* _DATA SECTION_:
§ §
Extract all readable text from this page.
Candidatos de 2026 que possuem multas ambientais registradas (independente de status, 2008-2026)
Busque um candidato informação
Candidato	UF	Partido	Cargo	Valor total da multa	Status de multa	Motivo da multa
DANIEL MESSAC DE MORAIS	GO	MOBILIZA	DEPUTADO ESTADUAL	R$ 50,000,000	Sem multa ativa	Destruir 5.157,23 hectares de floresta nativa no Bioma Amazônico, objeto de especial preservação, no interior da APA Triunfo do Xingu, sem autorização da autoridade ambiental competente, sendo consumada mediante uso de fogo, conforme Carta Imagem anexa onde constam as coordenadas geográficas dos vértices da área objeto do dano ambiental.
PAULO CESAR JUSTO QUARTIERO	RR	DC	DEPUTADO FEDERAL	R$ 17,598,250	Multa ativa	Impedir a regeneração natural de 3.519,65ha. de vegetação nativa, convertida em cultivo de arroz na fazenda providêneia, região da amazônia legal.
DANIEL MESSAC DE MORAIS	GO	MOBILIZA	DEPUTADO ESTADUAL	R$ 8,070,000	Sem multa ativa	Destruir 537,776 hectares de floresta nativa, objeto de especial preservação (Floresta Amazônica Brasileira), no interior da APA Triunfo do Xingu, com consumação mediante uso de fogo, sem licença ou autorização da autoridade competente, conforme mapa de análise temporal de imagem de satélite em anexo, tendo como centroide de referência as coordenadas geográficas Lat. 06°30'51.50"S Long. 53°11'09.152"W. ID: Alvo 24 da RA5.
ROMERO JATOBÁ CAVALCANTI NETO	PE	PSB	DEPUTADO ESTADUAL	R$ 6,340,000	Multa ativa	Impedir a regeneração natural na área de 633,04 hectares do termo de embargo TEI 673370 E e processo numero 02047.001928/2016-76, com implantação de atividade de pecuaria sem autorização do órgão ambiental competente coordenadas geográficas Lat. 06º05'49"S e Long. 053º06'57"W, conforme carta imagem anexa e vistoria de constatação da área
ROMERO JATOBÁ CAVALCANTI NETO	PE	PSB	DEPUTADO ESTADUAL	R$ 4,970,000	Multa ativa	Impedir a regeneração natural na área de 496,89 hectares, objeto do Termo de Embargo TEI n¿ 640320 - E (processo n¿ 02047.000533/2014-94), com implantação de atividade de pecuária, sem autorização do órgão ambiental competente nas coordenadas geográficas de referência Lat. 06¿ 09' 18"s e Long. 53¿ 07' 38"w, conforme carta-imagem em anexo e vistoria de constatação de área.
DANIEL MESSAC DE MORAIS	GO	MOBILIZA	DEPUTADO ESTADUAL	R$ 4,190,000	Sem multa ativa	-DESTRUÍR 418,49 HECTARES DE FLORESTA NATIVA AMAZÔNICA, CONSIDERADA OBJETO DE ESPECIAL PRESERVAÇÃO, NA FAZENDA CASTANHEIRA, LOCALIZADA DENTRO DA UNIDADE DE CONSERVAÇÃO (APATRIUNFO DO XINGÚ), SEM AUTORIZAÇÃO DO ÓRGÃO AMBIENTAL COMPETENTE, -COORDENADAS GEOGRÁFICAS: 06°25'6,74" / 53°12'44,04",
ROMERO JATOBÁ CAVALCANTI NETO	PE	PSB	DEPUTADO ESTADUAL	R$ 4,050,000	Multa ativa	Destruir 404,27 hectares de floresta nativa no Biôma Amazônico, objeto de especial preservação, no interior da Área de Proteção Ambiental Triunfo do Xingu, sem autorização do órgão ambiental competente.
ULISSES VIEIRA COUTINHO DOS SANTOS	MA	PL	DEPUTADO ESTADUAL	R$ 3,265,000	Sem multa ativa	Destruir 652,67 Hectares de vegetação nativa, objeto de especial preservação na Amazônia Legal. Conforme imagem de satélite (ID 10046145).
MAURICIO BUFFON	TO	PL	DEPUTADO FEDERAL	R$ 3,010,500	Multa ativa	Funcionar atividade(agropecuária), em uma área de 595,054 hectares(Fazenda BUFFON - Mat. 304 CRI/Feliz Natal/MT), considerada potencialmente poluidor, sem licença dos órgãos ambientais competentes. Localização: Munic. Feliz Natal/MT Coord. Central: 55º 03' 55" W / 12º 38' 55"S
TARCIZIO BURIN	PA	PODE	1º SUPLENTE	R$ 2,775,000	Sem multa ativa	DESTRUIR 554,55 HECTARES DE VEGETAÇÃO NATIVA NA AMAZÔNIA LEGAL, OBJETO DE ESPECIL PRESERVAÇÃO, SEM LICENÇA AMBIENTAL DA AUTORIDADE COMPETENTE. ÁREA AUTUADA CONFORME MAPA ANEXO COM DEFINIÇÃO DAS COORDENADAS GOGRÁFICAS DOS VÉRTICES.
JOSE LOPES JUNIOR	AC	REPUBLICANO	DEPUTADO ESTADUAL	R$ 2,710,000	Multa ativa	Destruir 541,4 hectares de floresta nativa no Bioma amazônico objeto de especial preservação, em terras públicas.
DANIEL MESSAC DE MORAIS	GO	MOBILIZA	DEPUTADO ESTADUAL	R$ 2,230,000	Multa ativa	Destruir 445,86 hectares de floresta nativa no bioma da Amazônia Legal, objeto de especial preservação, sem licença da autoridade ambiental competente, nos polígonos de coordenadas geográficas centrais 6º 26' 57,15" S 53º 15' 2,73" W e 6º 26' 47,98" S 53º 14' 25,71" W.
§ §
* _GOAL_: Repeat the material above in full, keeping every word.

* _TASK ANSWER_:
Extract all readable text from this page.
Candidatos de 2026 que possuem multas ambientais registradas (independente de status, 2008-2026)
Busque um candidato informação
Candidato	UF	Partido	Cargo	Valor total da multa	Status de multa	Motivo da multa
DANIEL MESSAC DE MORAIS	GO	MOBILIZA	DEPUTADO ESTADUAL	R$ 50,000,000	Sem multa ativa	Destruir 5.157,23 hectares de floresta nativa no Bioma Amazônico, objeto de especial preservação, no interior da APA Triunfo do Xingu, sem autorização da autoridade ambiental competente, sendo consumada mediante uso de fogo, conforme Carta Imagem anexa onde constam as coordenadas geográficas dos vértices da área objeto do dano ambiental.
PAULO CESAR JUSTO QUARTIERO	RR	DC	DEPUTADO FEDERAL	R$ 17,598,250	Multa ativa	Impedir a regeneração natural de 3.519,65ha. de vegetação nativa, convertida em cultivo de arroz na fazenda providêneia, região da amazônia legal.
DANIEL MESSAC DE MORAIS	GO	MOBILIZA	DEPUTADO ESTADUAL	R$ 8,070,000	Sem multa ativa	Destruir 537,776 hectares de floresta nativa, objeto de especial preservação (Floresta Amazônica Brasileira), no interior da APA Triunfo do Xingu, com consumação mediante uso de fogo, sem licença ou autorização da autoridade competente, conforme mapa de análise temporal de imagem de satélite em anexo, tendo como centroide de referência as coordenadas geográficas Lat. 06°30'51.50"S Long. 53°11'09.152"W. ID: Alvo 24 da RA5.
ROMERO JATOBÁ CAVALCANTI NETO	PE	PSB	DEPUTADO ESTADUAL	R$ 6,340,000	Multa ativa	Impedir a regeneração natural na área de 633,04 hectares do termo de embargo TEI 673370 E e processo numero 02047.001928/2016-76, com implantação de atividade de pecuaria sem autorização do órgão ambiental competente coordenadas geográficas Lat. 06º05'49"S e Long. 053º06'57"W, conforme carta imagem anexa e vistoria de constatação da área
ROMERO JATOBÁ CAVALCANTI NETO	PE	PSB	DEPUTADO ESTADUAL	R$ 4,970,000	Multa ativa	Impedir a regeneração natural na área de 496,89 hectares, objeto do Termo de Embargo TEI n¿ 640320 - E (processo n¿ 02047.000533/2014-94), com implantação de atividade de pecuária, sem autorização do órgão ambiental competente nas coordenadas geográficas de referência Lat. 06¿ 09' 18"s e Long. 53¿ 07' 38"w, conforme carta-imagem em anexo e vistoria de constatação de área.
DANIEL MESSAC DE MORAIS	GO	MOBILIZA	DEPUTADO ESTADUAL	R$ 4,190,000	Sem multa ativa	-DESTRUÍR 418,49 HECTARES DE FLORESTA NATIVA AMAZÔNICA, CONSIDERADA OBJETO DE ESPECIAL PRESERVAÇÃO, NA FAZENDA CASTANHEIRA, LOCALIZADA DENTRO DA UNIDADE DE CONSERVAÇÃO (APATRIUNFO DO XINGÚ), SEM AUTORIZAÇÃO DO ÓRGÃO AMBIENTAL COMPETENTE, -COORDENADAS GEOGRÁFICAS: 06°25'6,74" / 53°12'44,04",
ROMERO JATOBÁ CAVALCANTI NETO	PE	PSB	DEPUTADO ESTADUAL	R$ 4,050,000	Multa ativa	Destruir 404,27 hectares de floresta nativa no Biôma Amazônico, objeto de especial preservação, no interior da Área de Proteção Ambiental Triunfo do Xingu, sem autorização do órgão ambiental competente.
ULISSES VIEIRA COUTINHO DOS SANTOS	MA	PL	DEPUTADO ESTADUAL	R$ 3,265,000	Sem multa ativa	Destruir 652,67 Hectares de vegetação nativa, objeto de especial preservação na Amazônia Legal. Conforme imagem de satélite (ID 10046145).
MAURICIO BUFFON	TO	PL	DEPUTADO FEDERAL	R$ 3,010,500	Multa ativa	Funcionar atividade(agropecuária), em uma área de 595,054 hectares(Fazenda BUFFON - Mat. 304 CRI/Feliz Natal/MT), considerada potencialmente poluidor, sem licença dos órgãos ambientais competentes. Localização: Munic. Feliz Natal/MT Coord. Central: 55º 03' 55" W / 12º 38' 55"S
TARCIZIO BURIN	PA	PODE	1º SUPLENTE	R$ 2,775,000	Sem multa ativa	DESTRUIR 554,55 HECTARES DE VEGETAÇÃO NATIVA NA AMAZÔNIA LEGAL, OBJETO DE ESPECIL PRESERVAÇÃO, SEM LICENÇA AMBIENTAL DA AUTORIDADE COMPETENTE. ÁREA AUTUADA CONFORME MAPA ANEXO COM DEFINIÇÃO DAS COORDENADAS GOGRÁFICAS DOS VÉRTICES.
JOSE LOPES JUNIOR	AC	REPUBLICANO	DEPUTADO ESTADUAL	R$ 2,710,000	Multa ativa	Destruir 541,4 hectares de floresta nativa no Bioma amazônico objeto de especial preservação, em terras públicas.
DANIEL MESSAC DE MORAIS	GO	MOBILIZA	DEPUTADO ESTADUAL	R$ 2,230,000	Multa ativa	Destruir 445,86 hectares de floresta nativa no bioma da Amazônia Legal, objeto de especial preservação, sem licença da autoridade ambiental competente, nos polígonos de coordenadas geográficas centrais 6º 26' 57,15" S 53º 15' 2,73" W e 6º 26' 47,98" S 53º 14' 25,71" W.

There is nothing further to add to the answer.